Given request: Please report every line in the items below that contains the string "left", matching case exactly.

--- BEGIN ---

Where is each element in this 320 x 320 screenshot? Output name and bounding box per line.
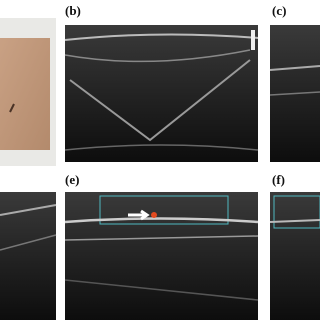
arrow bbox=[128, 209, 150, 221]
ultrasound-image bbox=[65, 192, 258, 320]
echo-streak bbox=[64, 144, 259, 151]
echo-streak bbox=[64, 49, 251, 63]
echo-streak bbox=[64, 217, 259, 224]
echo-streak bbox=[69, 59, 251, 142]
panel-label: (b) bbox=[65, 3, 81, 18]
echo-streak bbox=[0, 234, 57, 251]
ultrasound-image bbox=[0, 192, 56, 320]
panel-a bbox=[0, 18, 56, 166]
panel-d bbox=[0, 192, 57, 320]
echo-streak bbox=[64, 33, 259, 41]
panel-f: (f) bbox=[269, 172, 320, 320]
echo-streak bbox=[64, 235, 259, 241]
panel-label: (c) bbox=[272, 3, 286, 18]
panel-b: (b) bbox=[64, 3, 259, 162]
echo-streak bbox=[269, 91, 320, 96]
skin-mark bbox=[9, 103, 15, 113]
panel-label: (e) bbox=[65, 172, 79, 187]
panel-e: (e) bbox=[64, 172, 259, 320]
roi-box bbox=[99, 195, 229, 225]
ultrasound-image bbox=[65, 25, 258, 162]
panel-c: (c) bbox=[269, 3, 320, 162]
panel-label: (f) bbox=[272, 172, 285, 187]
echo-streak bbox=[269, 65, 320, 71]
ultrasound-image bbox=[270, 192, 320, 320]
echo-streak bbox=[64, 279, 259, 301]
roi-box bbox=[273, 195, 320, 229]
echo-streak bbox=[0, 204, 57, 216]
scale-bar bbox=[251, 30, 255, 50]
skin-photo bbox=[0, 38, 50, 150]
doppler-signal bbox=[151, 212, 157, 218]
echo-streak bbox=[269, 219, 320, 223]
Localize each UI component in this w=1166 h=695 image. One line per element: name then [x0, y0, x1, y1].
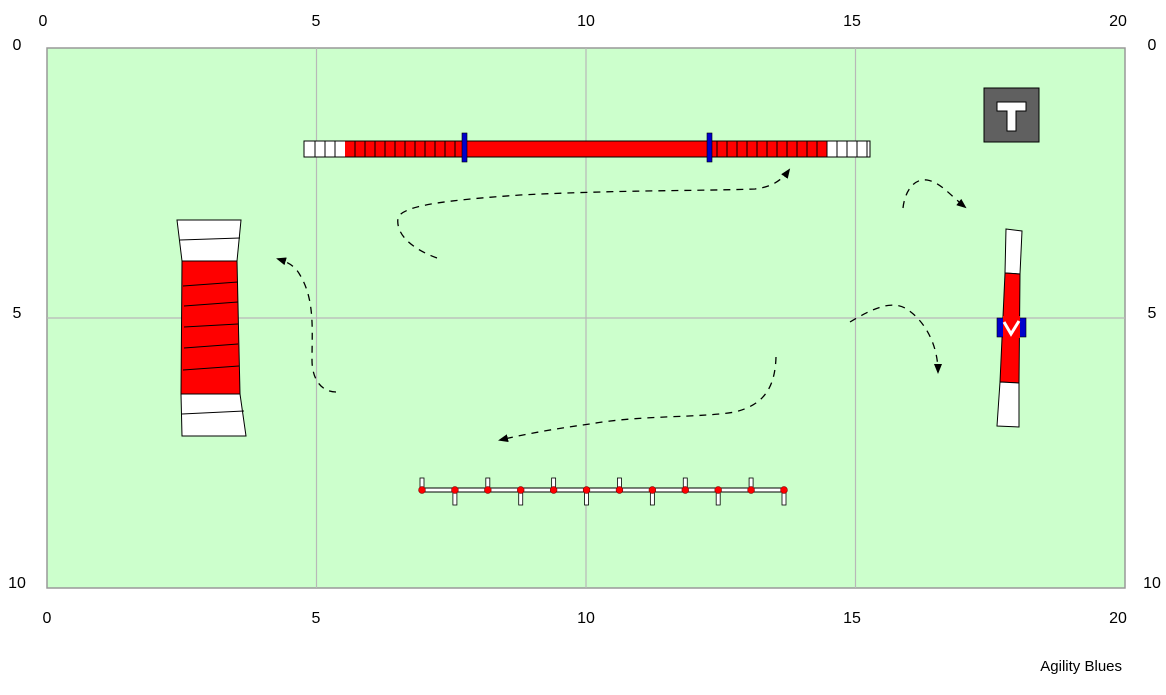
x-tick-top: 5 — [312, 13, 321, 30]
y-tick-left: 0 — [13, 37, 22, 54]
x-tick-bottom: 20 — [1109, 610, 1127, 627]
weave-pole-base — [781, 491, 787, 506]
dog-walk-icon — [303, 132, 871, 163]
see-saw-icon — [996, 228, 1027, 428]
x-tick-top: 0 — [39, 13, 48, 30]
weave-pole — [648, 486, 657, 494]
weave-poles-icon — [418, 477, 788, 506]
weave-pole — [484, 486, 492, 494]
table-icon — [983, 87, 1040, 143]
x-tick-bottom: 15 — [843, 610, 861, 627]
x-tick-bottom: 10 — [577, 610, 595, 627]
x-tick-top: 20 — [1109, 13, 1127, 30]
y-tick-left: 5 — [13, 305, 22, 322]
x-tick-bottom: 5 — [312, 610, 321, 627]
weave-pole — [517, 486, 525, 494]
weave-pole — [451, 486, 459, 494]
weave-pole — [549, 486, 558, 494]
weave-pole — [418, 486, 426, 494]
x-axis-top: 0 5 10 15 20 — [39, 13, 1127, 30]
x-axis-bottom: 0 5 10 15 20 — [43, 610, 1127, 627]
a-frame-icon — [176, 219, 247, 437]
y-tick-right: 5 — [1148, 305, 1157, 322]
weave-pole — [780, 486, 788, 494]
weave-pole-base — [452, 491, 458, 506]
weave-pole — [681, 486, 689, 494]
credit-label: Agility Blues — [1040, 658, 1122, 675]
x-tick-bottom: 0 — [43, 610, 52, 627]
y-tick-right: 0 — [1148, 37, 1157, 54]
weave-pole — [714, 486, 722, 494]
weave-pole — [582, 486, 591, 494]
y-axis-right: 0 5 10 — [1143, 37, 1161, 592]
weave-pole — [747, 486, 755, 494]
weave-pole — [615, 486, 624, 494]
weave-pole-base — [715, 491, 721, 506]
y-tick-left: 10 — [8, 575, 26, 592]
y-tick-right: 10 — [1143, 575, 1161, 592]
y-axis-left: 0 5 10 — [8, 37, 26, 592]
weave-pole-base — [518, 491, 524, 506]
x-tick-top: 10 — [577, 13, 595, 30]
course-path — [276, 168, 967, 443]
weave-pole-base — [584, 491, 589, 506]
weave-pole-base — [649, 491, 655, 506]
x-tick-top: 15 — [843, 13, 861, 30]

--- END ---

Output for this task:
y-tick-left: 0 — [13, 37, 22, 54]
y-tick-left: 5 — [13, 305, 22, 322]
y-tick-left: 10 — [8, 575, 26, 592]
y-axis-left: 0 5 10 — [8, 37, 26, 592]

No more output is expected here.